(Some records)
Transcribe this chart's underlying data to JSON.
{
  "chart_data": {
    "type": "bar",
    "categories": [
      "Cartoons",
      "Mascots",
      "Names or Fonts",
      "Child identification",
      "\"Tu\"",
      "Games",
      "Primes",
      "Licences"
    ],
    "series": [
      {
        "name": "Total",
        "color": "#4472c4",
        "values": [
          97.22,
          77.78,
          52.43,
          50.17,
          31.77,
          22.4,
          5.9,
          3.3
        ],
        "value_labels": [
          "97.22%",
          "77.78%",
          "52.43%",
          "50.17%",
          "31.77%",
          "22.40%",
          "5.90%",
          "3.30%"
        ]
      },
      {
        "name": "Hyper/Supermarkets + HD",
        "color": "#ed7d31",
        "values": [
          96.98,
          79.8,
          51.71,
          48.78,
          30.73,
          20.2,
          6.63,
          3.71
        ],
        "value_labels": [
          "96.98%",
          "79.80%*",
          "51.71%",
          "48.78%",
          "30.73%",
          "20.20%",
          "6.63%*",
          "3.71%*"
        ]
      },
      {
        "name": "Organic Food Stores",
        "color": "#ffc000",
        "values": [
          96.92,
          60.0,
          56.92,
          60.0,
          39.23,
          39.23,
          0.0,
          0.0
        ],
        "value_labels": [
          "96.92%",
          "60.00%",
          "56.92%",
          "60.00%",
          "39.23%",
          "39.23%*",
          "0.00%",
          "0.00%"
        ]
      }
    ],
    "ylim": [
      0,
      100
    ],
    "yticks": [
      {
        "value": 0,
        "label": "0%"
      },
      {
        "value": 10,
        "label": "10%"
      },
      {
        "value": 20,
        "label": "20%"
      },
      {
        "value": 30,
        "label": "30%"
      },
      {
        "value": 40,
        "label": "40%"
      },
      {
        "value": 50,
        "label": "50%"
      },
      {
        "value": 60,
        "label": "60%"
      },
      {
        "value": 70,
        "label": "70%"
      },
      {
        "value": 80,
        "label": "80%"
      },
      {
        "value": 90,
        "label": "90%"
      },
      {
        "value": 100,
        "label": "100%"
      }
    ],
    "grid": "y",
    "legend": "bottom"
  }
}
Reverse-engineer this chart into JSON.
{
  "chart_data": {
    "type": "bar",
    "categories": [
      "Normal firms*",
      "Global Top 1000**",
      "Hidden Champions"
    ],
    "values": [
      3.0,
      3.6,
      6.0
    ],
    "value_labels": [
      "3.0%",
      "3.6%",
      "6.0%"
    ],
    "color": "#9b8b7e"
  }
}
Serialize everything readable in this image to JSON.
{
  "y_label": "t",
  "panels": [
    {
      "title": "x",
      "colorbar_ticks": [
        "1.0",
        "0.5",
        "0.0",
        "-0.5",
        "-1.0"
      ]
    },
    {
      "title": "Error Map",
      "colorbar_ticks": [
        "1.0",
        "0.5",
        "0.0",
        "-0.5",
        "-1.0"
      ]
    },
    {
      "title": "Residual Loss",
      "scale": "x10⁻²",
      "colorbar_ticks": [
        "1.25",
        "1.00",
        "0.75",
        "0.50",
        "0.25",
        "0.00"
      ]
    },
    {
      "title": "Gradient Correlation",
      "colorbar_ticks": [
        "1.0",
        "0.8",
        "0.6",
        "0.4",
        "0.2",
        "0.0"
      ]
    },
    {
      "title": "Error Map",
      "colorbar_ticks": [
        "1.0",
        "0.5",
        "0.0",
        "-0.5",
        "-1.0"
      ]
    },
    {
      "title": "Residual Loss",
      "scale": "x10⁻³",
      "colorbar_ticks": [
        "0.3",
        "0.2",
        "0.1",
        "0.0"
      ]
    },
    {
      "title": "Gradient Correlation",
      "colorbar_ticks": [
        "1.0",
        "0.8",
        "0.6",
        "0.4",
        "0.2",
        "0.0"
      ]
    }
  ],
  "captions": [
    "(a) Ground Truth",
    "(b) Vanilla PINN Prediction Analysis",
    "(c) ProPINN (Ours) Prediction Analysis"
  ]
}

Work to complete:
Quote the data above in full, changing nothing.

Reply:
Transcribe this chart's underlying data to JSON.
{
  "chart_data": {
    "type": "bar",
    "categories": [
      "Cartoons",
      "Mascots",
      "Names or Fonts",
      "Child identification",
      "\"Tu\"",
      "Games",
      "Primes",
      "Licences"
    ],
    "series": [
      {
        "name": "Total",
        "color": "#4472c4",
        "values": [
          97.22,
          77.78,
          52.43,
          50.17,
          31.77,
          22.4,
          5.9,
          3.3
        ],
        "value_labels": [
          "97.22%",
          "77.78%",
          "52.43%",
          "50.17%",
          "31.77%",
          "22.40%",
          "5.90%",
          "3.30%"
        ]
      },
      {
        "name": "Hyper/Supermarkets + HD",
        "color": "#ed7d31",
        "values": [
          96.98,
          79.8,
          51.71,
          48.78,
          30.73,
          20.2,
          6.63,
          3.71
        ],
        "value_labels": [
          "96.98%",
          "79.80%*",
          "51.71%",
          "48.78%",
          "30.73%",
          "20.20%",
          "6.63%*",
          "3.71%*"
        ]
      },
      {
        "name": "Organic Food Stores",
        "color": "#ffc000",
        "values": [
          96.92,
          60.0,
          56.92,
          60.0,
          39.23,
          39.23,
          0.0,
          0.0
        ],
        "value_labels": [
          "96.92%",
          "60.00%",
          "56.92%",
          "60.00%",
          "39.23%",
          "39.23%*",
          "0.00%",
          "0.00%"
        ]
      }
    ],
    "ylim": [
      0,
      100
    ],
    "yticks": [
      {
        "value": 0,
        "label": "0%"
      },
      {
        "value": 10,
        "label": "10%"
      },
      {
        "value": 20,
        "label": "20%"
      },
      {
        "value": 30,
        "label": "30%"
      },
      {
        "value": 40,
        "label": "40%"
      },
      {
        "value": 50,
        "label": "50%"
      },
      {
        "value": 60,
        "label": "60%"
      },
      {
        "value": 70,
        "label": "70%"
      },
      {
        "value": 80,
        "label": "80%"
      },
      {
        "value": 90,
        "label": "90%"
      },
      {
        "value": 100,
        "label": "100%"
      }
    ],
    "grid": "y",
    "legend": "bottom"
  }
}
Reverse-engineer this chart into JSON.
{
  "chart_data": {
    "type": "bar",
    "categories": [
      "Normal firms*",
      "Global Top 1000**",
      "Hidden Champions"
    ],
    "values": [
      3.0,
      3.6,
      6.0
    ],
    "value_labels": [
      "3.0%",
      "3.6%",
      "6.0%"
    ],
    "color": "#9b8b7e"
  }
}
Serialize everything readable in this image to JSON.
{
  "y_label": "t",
  "panels": [
    {
      "title": "x",
      "colorbar_ticks": [
        "1.0",
        "0.5",
        "0.0",
        "-0.5",
        "-1.0"
      ]
    },
    {
      "title": "Error Map",
      "colorbar_ticks": [
        "1.0",
        "0.5",
        "0.0",
        "-0.5",
        "-1.0"
      ]
    },
    {
      "title": "Residual Loss",
      "scale": "x10⁻²",
      "colorbar_ticks": [
        "1.25",
        "1.00",
        "0.75",
        "0.50",
        "0.25",
        "0.00"
      ]
    },
    {
      "title": "Gradient Correlation",
      "colorbar_ticks": [
        "1.0",
        "0.8",
        "0.6",
        "0.4",
        "0.2",
        "0.0"
      ]
    },
    {
      "title": "Error Map",
      "colorbar_ticks": [
        "1.0",
        "0.5",
        "0.0",
        "-0.5",
        "-1.0"
      ]
    },
    {
      "title": "Residual Loss",
      "scale": "x10⁻³",
      "colorbar_ticks": [
        "0.3",
        "0.2",
        "0.1",
        "0.0"
      ]
    },
    {
      "title": "Gradient Correlation",
      "colorbar_ticks": [
        "1.0",
        "0.8",
        "0.6",
        "0.4",
        "0.2",
        "0.0"
      ]
    }
  ],
  "captions": [
    "(a) Ground Truth",
    "(b) Vanilla PINN Prediction Analysis",
    "(c) ProPINN (Ours) Prediction Analysis"
  ]
}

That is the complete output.